──────── TASK DATA ────────

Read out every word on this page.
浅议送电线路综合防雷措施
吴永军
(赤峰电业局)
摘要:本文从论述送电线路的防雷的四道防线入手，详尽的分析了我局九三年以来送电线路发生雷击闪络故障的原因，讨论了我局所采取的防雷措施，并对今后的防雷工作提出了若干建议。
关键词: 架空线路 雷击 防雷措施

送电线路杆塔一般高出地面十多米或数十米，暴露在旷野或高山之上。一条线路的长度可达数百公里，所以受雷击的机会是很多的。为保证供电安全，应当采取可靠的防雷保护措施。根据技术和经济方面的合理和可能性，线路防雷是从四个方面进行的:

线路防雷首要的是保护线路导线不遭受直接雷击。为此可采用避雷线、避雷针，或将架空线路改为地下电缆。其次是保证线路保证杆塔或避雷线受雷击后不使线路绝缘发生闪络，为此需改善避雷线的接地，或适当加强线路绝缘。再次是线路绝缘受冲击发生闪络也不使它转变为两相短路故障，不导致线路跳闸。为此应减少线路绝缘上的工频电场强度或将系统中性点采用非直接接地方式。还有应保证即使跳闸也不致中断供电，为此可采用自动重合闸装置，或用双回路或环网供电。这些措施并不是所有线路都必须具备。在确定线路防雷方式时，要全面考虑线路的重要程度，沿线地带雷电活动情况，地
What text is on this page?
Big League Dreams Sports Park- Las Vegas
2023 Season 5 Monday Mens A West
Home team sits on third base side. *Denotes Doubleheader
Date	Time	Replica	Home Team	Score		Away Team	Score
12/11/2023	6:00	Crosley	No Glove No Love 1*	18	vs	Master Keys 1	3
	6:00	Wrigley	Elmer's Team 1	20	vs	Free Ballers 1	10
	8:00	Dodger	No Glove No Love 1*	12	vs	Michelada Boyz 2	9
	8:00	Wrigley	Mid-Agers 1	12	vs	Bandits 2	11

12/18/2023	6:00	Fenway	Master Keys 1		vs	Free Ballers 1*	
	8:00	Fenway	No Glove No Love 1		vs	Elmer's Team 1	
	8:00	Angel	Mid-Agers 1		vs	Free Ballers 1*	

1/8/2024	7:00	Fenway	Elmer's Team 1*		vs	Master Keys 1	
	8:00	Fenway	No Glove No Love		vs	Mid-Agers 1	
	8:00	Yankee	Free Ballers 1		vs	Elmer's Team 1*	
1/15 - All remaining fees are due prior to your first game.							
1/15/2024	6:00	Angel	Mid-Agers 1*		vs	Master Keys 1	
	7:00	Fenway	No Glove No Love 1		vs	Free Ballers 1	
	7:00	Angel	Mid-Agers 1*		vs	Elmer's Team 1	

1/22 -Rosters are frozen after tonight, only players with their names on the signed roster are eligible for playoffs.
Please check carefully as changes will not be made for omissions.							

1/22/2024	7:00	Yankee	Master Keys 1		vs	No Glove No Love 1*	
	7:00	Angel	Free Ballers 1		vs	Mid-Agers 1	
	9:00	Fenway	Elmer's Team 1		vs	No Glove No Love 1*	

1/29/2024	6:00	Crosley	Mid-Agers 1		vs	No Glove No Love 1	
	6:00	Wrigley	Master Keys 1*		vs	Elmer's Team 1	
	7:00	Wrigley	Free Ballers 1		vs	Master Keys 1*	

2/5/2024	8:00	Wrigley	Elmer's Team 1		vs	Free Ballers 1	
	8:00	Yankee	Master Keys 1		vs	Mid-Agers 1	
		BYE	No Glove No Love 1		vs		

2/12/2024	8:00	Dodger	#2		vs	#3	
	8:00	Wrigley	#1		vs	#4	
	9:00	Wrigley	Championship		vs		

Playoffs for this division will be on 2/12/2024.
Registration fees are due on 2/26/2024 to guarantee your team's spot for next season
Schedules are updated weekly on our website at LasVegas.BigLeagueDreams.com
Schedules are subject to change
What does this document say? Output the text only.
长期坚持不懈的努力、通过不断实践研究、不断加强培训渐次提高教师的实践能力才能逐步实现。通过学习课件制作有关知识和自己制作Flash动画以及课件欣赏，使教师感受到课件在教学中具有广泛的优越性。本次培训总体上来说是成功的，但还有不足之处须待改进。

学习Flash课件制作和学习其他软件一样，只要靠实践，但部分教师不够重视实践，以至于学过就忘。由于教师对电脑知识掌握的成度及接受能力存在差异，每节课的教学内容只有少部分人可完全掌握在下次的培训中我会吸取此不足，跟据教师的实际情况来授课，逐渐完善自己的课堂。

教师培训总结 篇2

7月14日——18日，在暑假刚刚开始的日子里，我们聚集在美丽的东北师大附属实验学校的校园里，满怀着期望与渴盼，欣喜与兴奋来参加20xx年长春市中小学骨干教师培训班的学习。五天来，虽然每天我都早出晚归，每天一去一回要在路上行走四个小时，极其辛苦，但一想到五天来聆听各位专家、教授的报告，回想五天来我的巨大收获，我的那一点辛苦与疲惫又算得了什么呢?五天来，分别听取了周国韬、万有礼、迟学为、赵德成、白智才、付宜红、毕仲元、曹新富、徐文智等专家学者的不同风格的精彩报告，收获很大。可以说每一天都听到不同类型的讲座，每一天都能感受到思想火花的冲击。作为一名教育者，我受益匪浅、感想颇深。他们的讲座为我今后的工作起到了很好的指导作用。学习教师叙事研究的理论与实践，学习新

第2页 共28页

────────

§ GIVEN INSTRUCTION
Check each line of the entries for the string "What". Copy the lines that have it.

§ RESPONSE BELOW
What text is on this page?
What does this document say? Output the text only.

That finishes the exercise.